Reproduce each record below exactly as written.

### Dataset excerpt
--*--

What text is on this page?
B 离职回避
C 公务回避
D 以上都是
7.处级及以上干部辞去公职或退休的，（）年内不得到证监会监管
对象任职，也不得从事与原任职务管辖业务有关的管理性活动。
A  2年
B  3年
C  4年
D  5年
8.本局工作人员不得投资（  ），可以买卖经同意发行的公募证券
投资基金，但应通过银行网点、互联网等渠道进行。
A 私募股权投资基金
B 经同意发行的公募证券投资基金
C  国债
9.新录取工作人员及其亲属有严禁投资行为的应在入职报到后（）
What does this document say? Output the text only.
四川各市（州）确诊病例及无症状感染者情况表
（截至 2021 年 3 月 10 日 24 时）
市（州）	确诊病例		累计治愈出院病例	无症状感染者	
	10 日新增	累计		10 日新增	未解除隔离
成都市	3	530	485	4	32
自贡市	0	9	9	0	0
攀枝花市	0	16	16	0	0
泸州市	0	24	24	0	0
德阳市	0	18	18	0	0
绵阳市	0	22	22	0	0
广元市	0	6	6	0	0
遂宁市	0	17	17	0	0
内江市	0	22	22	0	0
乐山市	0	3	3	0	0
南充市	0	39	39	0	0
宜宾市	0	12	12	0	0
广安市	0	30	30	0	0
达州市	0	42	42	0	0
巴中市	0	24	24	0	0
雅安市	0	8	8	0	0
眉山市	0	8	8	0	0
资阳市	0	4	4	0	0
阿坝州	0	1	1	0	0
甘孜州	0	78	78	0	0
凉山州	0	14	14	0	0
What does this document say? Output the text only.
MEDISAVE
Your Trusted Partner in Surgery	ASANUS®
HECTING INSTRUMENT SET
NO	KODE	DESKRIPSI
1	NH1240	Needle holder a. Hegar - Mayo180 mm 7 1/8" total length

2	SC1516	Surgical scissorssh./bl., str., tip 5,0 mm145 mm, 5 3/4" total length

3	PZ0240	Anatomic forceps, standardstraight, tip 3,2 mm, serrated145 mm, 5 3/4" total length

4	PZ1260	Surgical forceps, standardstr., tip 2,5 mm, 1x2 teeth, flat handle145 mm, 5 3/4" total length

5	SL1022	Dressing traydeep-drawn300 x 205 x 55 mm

--*--

### Complete output
What text is on this page?
B 离职回避
C 公务回避
D 以上都是
7.处级及以上干部辞去公职或退休的，（）年内不得到证监会监管
对象任职，也不得从事与原任职务管辖业务有关的管理性活动。
A  2年
B  3年
C  4年
D  5年
8.本局工作人员不得投资（  ），可以买卖经同意发行的公募证券
投资基金，但应通过银行网点、互联网等渠道进行。
A 私募股权投资基金
B 经同意发行的公募证券投资基金
C  国债
9.新录取工作人员及其亲属有严禁投资行为的应在入职报到后（）
What does this document say? Output the text only.
四川各市（州）确诊病例及无症状感染者情况表
（截至 2021 年 3 月 10 日 24 时）
市（州）	确诊病例		累计治愈出院病例	无症状感染者	
	10 日新增	累计		10 日新增	未解除隔离
成都市	3	530	485	4	32
自贡市	0	9	9	0	0
攀枝花市	0	16	16	0	0
泸州市	0	24	24	0	0
德阳市	0	18	18	0	0
绵阳市	0	22	22	0	0
广元市	0	6	6	0	0
遂宁市	0	17	17	0	0
内江市	0	22	22	0	0
乐山市	0	3	3	0	0
南充市	0	39	39	0	0
宜宾市	0	12	12	0	0
广安市	0	30	30	0	0
达州市	0	42	42	0	0
巴中市	0	24	24	0	0
雅安市	0	8	8	0	0
眉山市	0	8	8	0	0
资阳市	0	4	4	0	0
阿坝州	0	1	1	0	0
甘孜州	0	78	78	0	0
凉山州	0	14	14	0	0
What does this document say? Output the text only.
MEDISAVE
Your Trusted Partner in Surgery	ASANUS®
HECTING INSTRUMENT SET
NO	KODE	DESKRIPSI
1	NH1240	Needle holder a. Hegar - Mayo180 mm 7 1/8" total length

2	SC1516	Surgical scissorssh./bl., str., tip 5,0 mm145 mm, 5 3/4" total length

3	PZ0240	Anatomic forceps, standardstraight, tip 3,2 mm, serrated145 mm, 5 3/4" total length

4	PZ1260	Surgical forceps, standardstr., tip 2,5 mm, 1x2 teeth, flat handle145 mm, 5 3/4" total length

5	SL1022	Dressing traydeep-drawn300 x 205 x 55 mm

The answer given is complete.